## [Entries supplied]
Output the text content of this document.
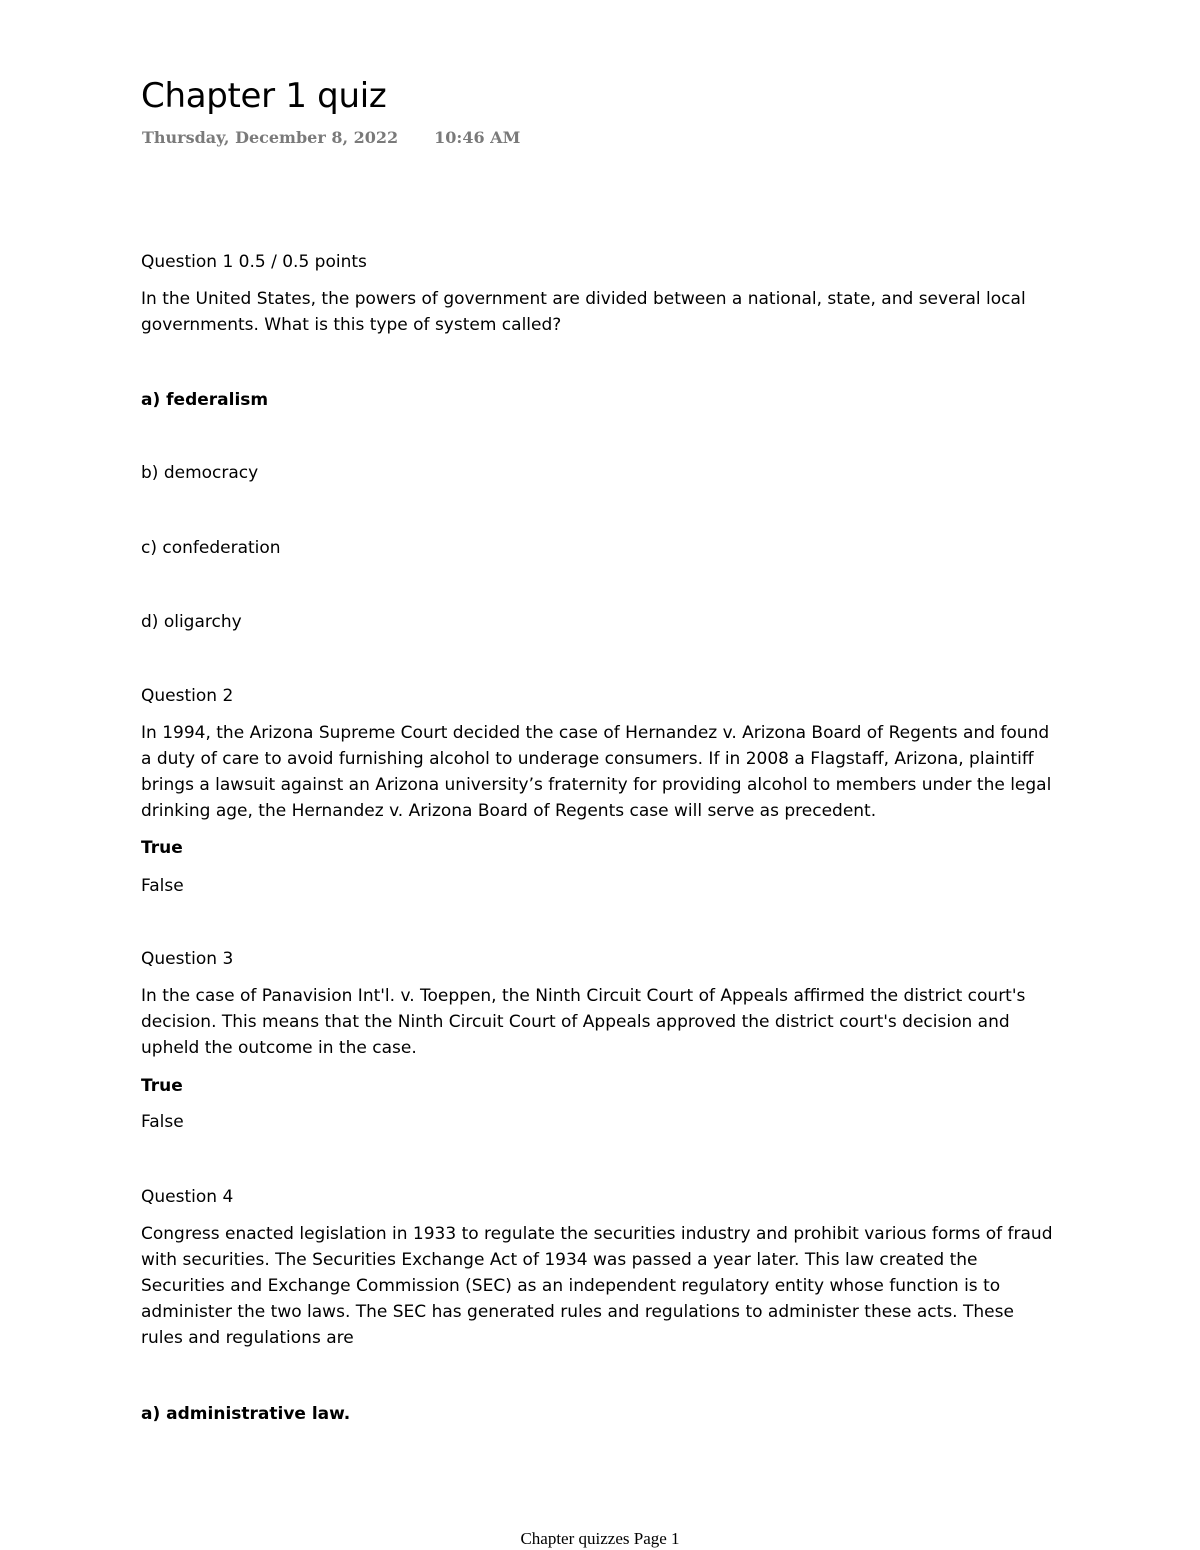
Chapter 1 quiz
Thursday, December 8, 2022 10:46 AM

Question 1 0.5 / 0.5 points

In the United States, the powers of government are divided between a national, state, and several local governments. What is this type of system called?

a) federalism

b) democracy

c) confederation

d) oligarchy

Question 2

In 1994, the Arizona Supreme Court decided the case of Hernandez v. Arizona Board of Regents and found a duty of care to avoid furnishing alcohol to underage consumers. If in 2008 a Flagstaff, Arizona, plaintiff brings a lawsuit against an Arizona university’s fraternity for providing alcohol to members under the legal drinking age, the Hernandez v. Arizona Board of Regents case will serve as precedent.

True

False

Question 3

In the case of Panavision Int'l. v. Toeppen, the Ninth Circuit Court of Appeals affirmed the district court's decision. This means that the Ninth Circuit Court of Appeals approved the district court's decision and upheld the outcome in the case.

True

False

Question 4

Congress enacted legislation in 1933 to regulate the securities industry and prohibit various forms of fraud with securities. The Securities Exchange Act of 1934 was passed a year later. This law created the Securities and Exchange Commission (SEC) as an independent regulatory entity whose function is to administer the two laws. The SEC has generated rules and regulations to administer these acts. These rules and regulations are

a) administrative law.

Chapter quizzes Page 1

## [Given instruction]
Omit the pictures and reproduce the listing exactly.

## [Complete output]
Output the text content of this document.
Chapter 1 quiz
Thursday, December 8, 2022 10:46 AM

Question 1 0.5 / 0.5 points

In the United States, the powers of government are divided between a national, state, and several local governments. What is this type of system called?

a) federalism

b) democracy

c) confederation

d) oligarchy

Question 2

In 1994, the Arizona Supreme Court decided the case of Hernandez v. Arizona Board of Regents and found a duty of care to avoid furnishing alcohol to underage consumers. If in 2008 a Flagstaff, Arizona, plaintiff brings a lawsuit against an Arizona university’s fraternity for providing alcohol to members under the legal drinking age, the Hernandez v. Arizona Board of Regents case will serve as precedent.

True

False

Question 3

In the case of Panavision Int'l. v. Toeppen, the Ninth Circuit Court of Appeals affirmed the district court's decision. This means that the Ninth Circuit Court of Appeals approved the district court's decision and upheld the outcome in the case.

True

False

Question 4

Congress enacted legislation in 1933 to regulate the securities industry and prohibit various forms of fraud with securities. The Securities Exchange Act of 1934 was passed a year later. This law created the Securities and Exchange Commission (SEC) as an independent regulatory entity whose function is to administer the two laws. The SEC has generated rules and regulations to administer these acts. These rules and regulations are

a) administrative law.

Chapter quizzes Page 1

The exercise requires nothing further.